Figure dataset records:
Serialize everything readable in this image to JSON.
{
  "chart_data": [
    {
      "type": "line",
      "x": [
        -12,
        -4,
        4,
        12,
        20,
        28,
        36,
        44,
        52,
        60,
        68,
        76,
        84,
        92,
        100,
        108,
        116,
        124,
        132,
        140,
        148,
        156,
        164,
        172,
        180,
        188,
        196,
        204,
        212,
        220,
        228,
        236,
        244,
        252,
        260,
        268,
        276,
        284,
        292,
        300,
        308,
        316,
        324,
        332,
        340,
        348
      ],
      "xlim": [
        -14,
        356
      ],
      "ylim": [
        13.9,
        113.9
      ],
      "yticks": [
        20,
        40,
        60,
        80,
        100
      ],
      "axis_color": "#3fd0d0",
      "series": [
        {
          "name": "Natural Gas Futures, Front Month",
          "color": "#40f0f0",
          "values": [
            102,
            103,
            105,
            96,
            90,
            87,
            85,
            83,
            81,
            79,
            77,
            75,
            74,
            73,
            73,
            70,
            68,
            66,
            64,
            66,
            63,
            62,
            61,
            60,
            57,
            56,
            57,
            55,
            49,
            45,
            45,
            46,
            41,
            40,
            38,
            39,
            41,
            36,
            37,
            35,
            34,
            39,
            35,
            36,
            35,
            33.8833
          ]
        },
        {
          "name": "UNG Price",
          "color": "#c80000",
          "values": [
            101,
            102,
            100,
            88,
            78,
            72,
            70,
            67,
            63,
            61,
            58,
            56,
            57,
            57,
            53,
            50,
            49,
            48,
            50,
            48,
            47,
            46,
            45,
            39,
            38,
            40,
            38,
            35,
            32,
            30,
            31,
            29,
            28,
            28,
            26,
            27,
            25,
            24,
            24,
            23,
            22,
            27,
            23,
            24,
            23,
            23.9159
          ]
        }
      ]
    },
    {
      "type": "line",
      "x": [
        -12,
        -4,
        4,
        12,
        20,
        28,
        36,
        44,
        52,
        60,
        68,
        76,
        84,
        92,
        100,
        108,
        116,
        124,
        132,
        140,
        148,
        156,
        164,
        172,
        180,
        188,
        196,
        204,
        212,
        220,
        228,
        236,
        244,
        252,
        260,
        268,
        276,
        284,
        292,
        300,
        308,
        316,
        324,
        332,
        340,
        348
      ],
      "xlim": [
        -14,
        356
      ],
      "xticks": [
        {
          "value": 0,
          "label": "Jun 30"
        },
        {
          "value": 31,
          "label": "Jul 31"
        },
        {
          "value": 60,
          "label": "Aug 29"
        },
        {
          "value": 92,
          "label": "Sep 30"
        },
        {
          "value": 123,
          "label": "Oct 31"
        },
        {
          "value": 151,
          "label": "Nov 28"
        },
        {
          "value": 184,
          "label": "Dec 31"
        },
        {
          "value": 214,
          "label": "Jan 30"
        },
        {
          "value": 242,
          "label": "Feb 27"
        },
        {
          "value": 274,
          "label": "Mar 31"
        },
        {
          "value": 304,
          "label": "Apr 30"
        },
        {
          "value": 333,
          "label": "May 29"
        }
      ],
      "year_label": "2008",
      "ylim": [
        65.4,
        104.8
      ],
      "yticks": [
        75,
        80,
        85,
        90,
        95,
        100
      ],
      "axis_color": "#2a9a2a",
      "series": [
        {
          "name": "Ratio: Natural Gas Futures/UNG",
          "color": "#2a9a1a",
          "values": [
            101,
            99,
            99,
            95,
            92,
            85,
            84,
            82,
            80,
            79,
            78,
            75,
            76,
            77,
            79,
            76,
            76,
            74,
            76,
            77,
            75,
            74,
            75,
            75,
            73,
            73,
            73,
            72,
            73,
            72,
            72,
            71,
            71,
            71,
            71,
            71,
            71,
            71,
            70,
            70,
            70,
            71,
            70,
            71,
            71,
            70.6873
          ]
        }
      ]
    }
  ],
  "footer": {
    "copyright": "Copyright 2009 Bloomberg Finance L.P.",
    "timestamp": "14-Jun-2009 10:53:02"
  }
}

### Task to complete
Check every line for "Futures" and show the ones that have it.

### Exercise response
          "name": "Natural Gas Futures, Front Month",
          "name": "Ratio: Natural Gas Futures/UNG",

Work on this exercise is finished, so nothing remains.